Do this -> Exactly as written, retype the listing below, omitting the pictures.

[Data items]

>>>>

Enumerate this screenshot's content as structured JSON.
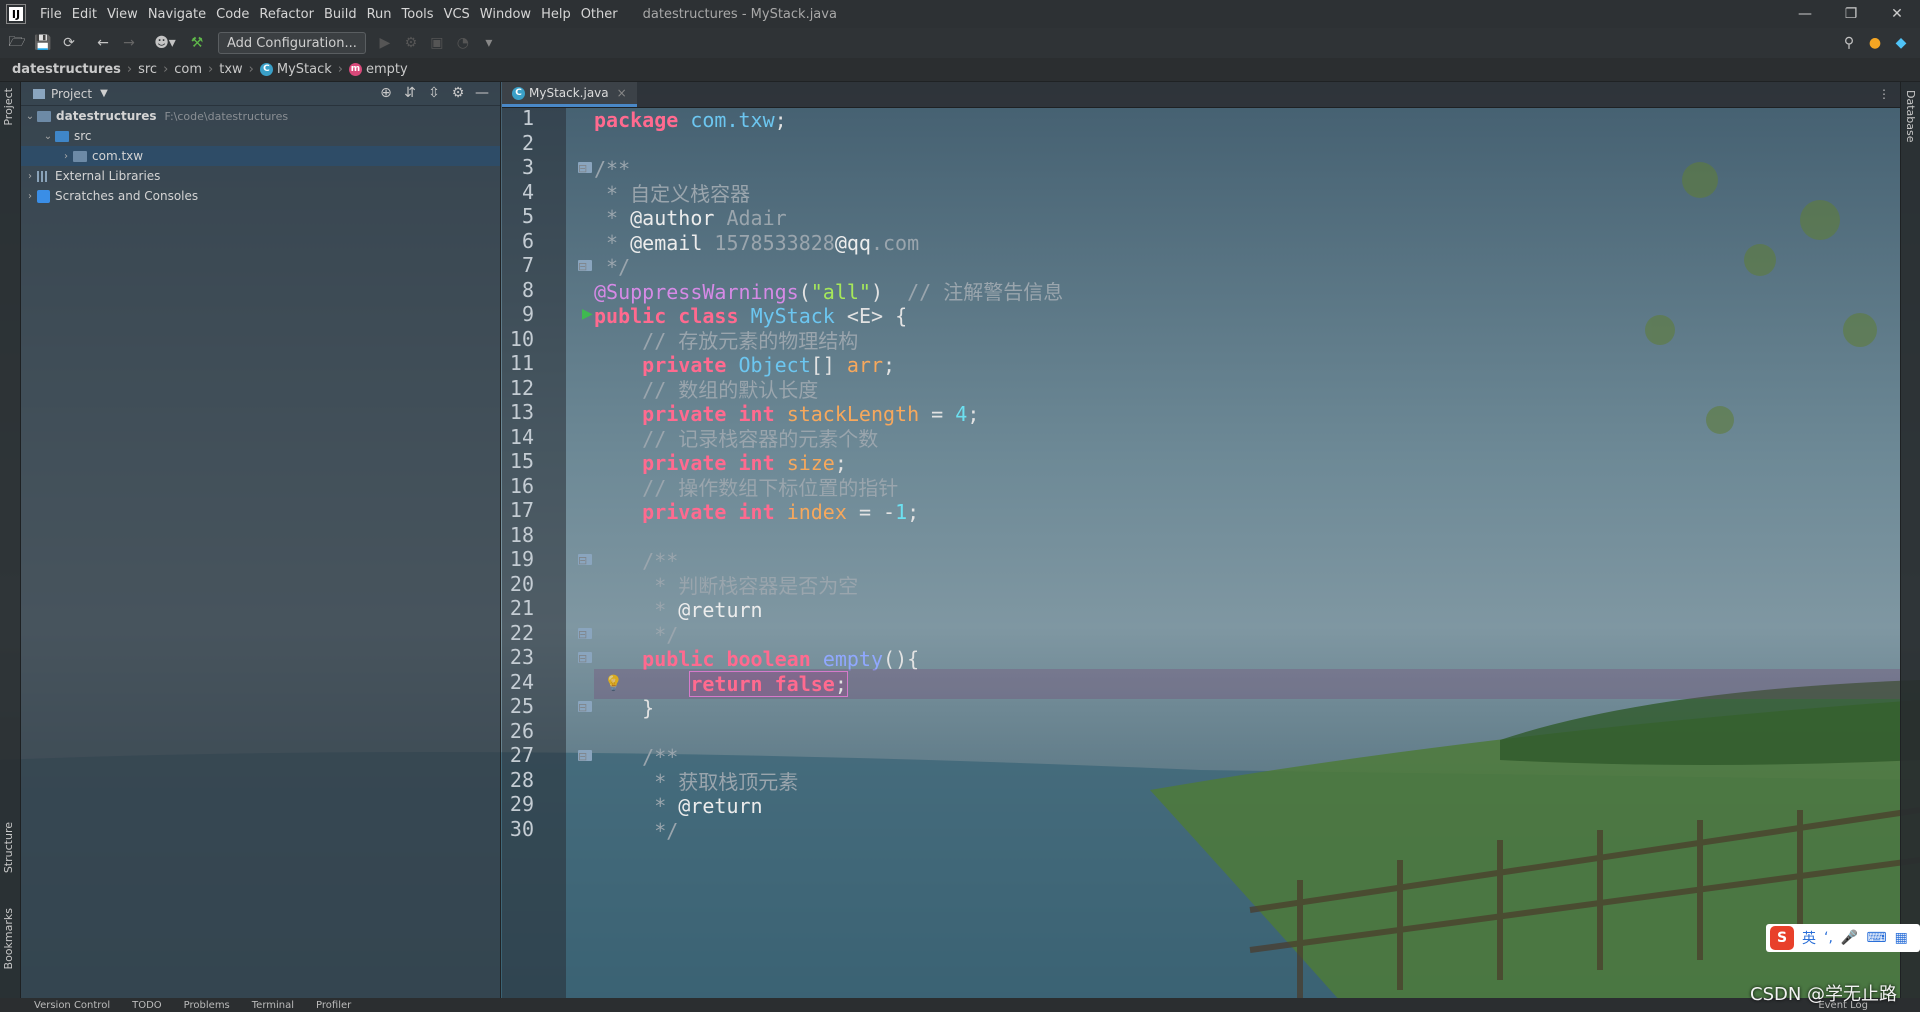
{
  "app": {
    "window_title": "datestructures - MyStack.java",
    "logo_text": "IJ"
  },
  "menu": [
    "File",
    "Edit",
    "View",
    "Navigate",
    "Code",
    "Refactor",
    "Build",
    "Run",
    "Tools",
    "VCS",
    "Window",
    "Help",
    "Other"
  ],
  "toolbar": {
    "add_configuration": "Add Configuration..."
  },
  "breadcrumb": [
    "datestructures",
    "src",
    "com",
    "txw",
    "MyStack",
    "empty"
  ],
  "project_panel": {
    "title": "Project",
    "tree": [
      {
        "label": "datestructures",
        "path": "F:\\code\\datestructures",
        "level": 0,
        "expanded": true,
        "bold": true
      },
      {
        "label": "src",
        "level": 1,
        "expanded": true
      },
      {
        "label": "com.txw",
        "level": 2,
        "expanded": false,
        "selected": true
      },
      {
        "label": "External Libraries",
        "level": 0,
        "expanded": false
      },
      {
        "label": "Scratches and Consoles",
        "level": 0,
        "expanded": false
      }
    ]
  },
  "left_strip_tabs": [
    "Project",
    "Structure",
    "Bookmarks"
  ],
  "right_strip_tabs": [
    "Database"
  ],
  "editor": {
    "tab_label": "MyStack.java",
    "current_line": 24,
    "lines": [
      {
        "n": "1",
        "t": "package com.txw;"
      },
      {
        "n": "2",
        "t": ""
      },
      {
        "n": "3",
        "t": "/**"
      },
      {
        "n": "4",
        "t": " * 自定义栈容器"
      },
      {
        "n": "5",
        "t": " * @author Adair"
      },
      {
        "n": "6",
        "t": " * @email 1578533828@qq.com"
      },
      {
        "n": "7",
        "t": " */"
      },
      {
        "n": "8",
        "t": "@SuppressWarnings(\"all\")  // 注解警告信息"
      },
      {
        "n": "9",
        "t": "public class MyStack <E> {"
      },
      {
        "n": "10",
        "t": "    // 存放元素的物理结构"
      },
      {
        "n": "11",
        "t": "    private Object[] arr;"
      },
      {
        "n": "12",
        "t": "    // 数组的默认长度"
      },
      {
        "n": "13",
        "t": "    private int stackLength = 4;"
      },
      {
        "n": "14",
        "t": "    // 记录栈容器的元素个数"
      },
      {
        "n": "15",
        "t": "    private int size;"
      },
      {
        "n": "16",
        "t": "    // 操作数组下标位置的指针"
      },
      {
        "n": "17",
        "t": "    private int index = -1;"
      },
      {
        "n": "18",
        "t": ""
      },
      {
        "n": "19",
        "t": "    /**"
      },
      {
        "n": "20",
        "t": "     * 判断栈容器是否为空"
      },
      {
        "n": "21",
        "t": "     * @return"
      },
      {
        "n": "22",
        "t": "     */"
      },
      {
        "n": "23",
        "t": "    public boolean empty(){"
      },
      {
        "n": "24",
        "t": "        return false;"
      },
      {
        "n": "25",
        "t": "    }"
      },
      {
        "n": "26",
        "t": ""
      },
      {
        "n": "27",
        "t": "    /**"
      },
      {
        "n": "28",
        "t": "     * 获取栈顶元素"
      },
      {
        "n": "29",
        "t": "     * @return"
      },
      {
        "n": "30",
        "t": "     */"
      }
    ]
  },
  "status_bar": [
    "Version Control",
    "TODO",
    "Problems",
    "Terminal",
    "Profiler"
  ],
  "status_right": "Event Log",
  "ime": {
    "brand": "S",
    "mode": "英"
  },
  "watermark": "CSDN @学无止路",
  "colors": {
    "keyword": "#ff6a8f",
    "class": "#6cc6f0",
    "field": "#f7a85c",
    "number": "#6ce0f0",
    "string": "#a6e85a",
    "comment": "#9aa5ad",
    "annotation": "#d68ae6",
    "method": "#90a8ff"
  }
}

<<<<

Written reply ->
Enumerate this screenshot's content as structured JSON.
{
  "app": {
    "window_title": "datestructures - MyStack.java",
    "logo_text": "IJ"
  },
  "menu": [
    "File",
    "Edit",
    "View",
    "Navigate",
    "Code",
    "Refactor",
    "Build",
    "Run",
    "Tools",
    "VCS",
    "Window",
    "Help",
    "Other"
  ],
  "toolbar": {
    "add_configuration": "Add Configuration..."
  },
  "breadcrumb": [
    "datestructures",
    "src",
    "com",
    "txw",
    "MyStack",
    "empty"
  ],
  "project_panel": {
    "title": "Project",
    "tree": [
      {
        "label": "datestructures",
        "path": "F:\\code\\datestructures",
        "level": 0,
        "expanded": true,
        "bold": true
      },
      {
        "label": "src",
        "level": 1,
        "expanded": true
      },
      {
        "label": "com.txw",
        "level": 2,
        "expanded": false,
        "selected": true
      },
      {
        "label": "External Libraries",
        "level": 0,
        "expanded": false
      },
      {
        "label": "Scratches and Consoles",
        "level": 0,
        "expanded": false
      }
    ]
  },
  "left_strip_tabs": [
    "Project",
    "Structure",
    "Bookmarks"
  ],
  "right_strip_tabs": [
    "Database"
  ],
  "editor": {
    "tab_label": "MyStack.java",
    "current_line": 24,
    "lines": [
      {
        "n": "1",
        "t": "package com.txw;"
      },
      {
        "n": "2",
        "t": ""
      },
      {
        "n": "3",
        "t": "/**"
      },
      {
        "n": "4",
        "t": " * 自定义栈容器"
      },
      {
        "n": "5",
        "t": " * @author Adair"
      },
      {
        "n": "6",
        "t": " * @email 1578533828@qq.com"
      },
      {
        "n": "7",
        "t": " */"
      },
      {
        "n": "8",
        "t": "@SuppressWarnings(\"all\")  // 注解警告信息"
      },
      {
        "n": "9",
        "t": "public class MyStack <E> {"
      },
      {
        "n": "10",
        "t": "    // 存放元素的物理结构"
      },
      {
        "n": "11",
        "t": "    private Object[] arr;"
      },
      {
        "n": "12",
        "t": "    // 数组的默认长度"
      },
      {
        "n": "13",
        "t": "    private int stackLength = 4;"
      },
      {
        "n": "14",
        "t": "    // 记录栈容器的元素个数"
      },
      {
        "n": "15",
        "t": "    private int size;"
      },
      {
        "n": "16",
        "t": "    // 操作数组下标位置的指针"
      },
      {
        "n": "17",
        "t": "    private int index = -1;"
      },
      {
        "n": "18",
        "t": ""
      },
      {
        "n": "19",
        "t": "    /**"
      },
      {
        "n": "20",
        "t": "     * 判断栈容器是否为空"
      },
      {
        "n": "21",
        "t": "     * @return"
      },
      {
        "n": "22",
        "t": "     */"
      },
      {
        "n": "23",
        "t": "    public boolean empty(){"
      },
      {
        "n": "24",
        "t": "        return false;"
      },
      {
        "n": "25",
        "t": "    }"
      },
      {
        "n": "26",
        "t": ""
      },
      {
        "n": "27",
        "t": "    /**"
      },
      {
        "n": "28",
        "t": "     * 获取栈顶元素"
      },
      {
        "n": "29",
        "t": "     * @return"
      },
      {
        "n": "30",
        "t": "     */"
      }
    ]
  },
  "status_bar": [
    "Version Control",
    "TODO",
    "Problems",
    "Terminal",
    "Profiler"
  ],
  "status_right": "Event Log",
  "ime": {
    "brand": "S",
    "mode": "英"
  },
  "watermark": "CSDN @学无止路",
  "colors": {
    "keyword": "#ff6a8f",
    "class": "#6cc6f0",
    "field": "#f7a85c",
    "number": "#6ce0f0",
    "string": "#a6e85a",
    "comment": "#9aa5ad",
    "annotation": "#d68ae6",
    "method": "#90a8ff"
  }
}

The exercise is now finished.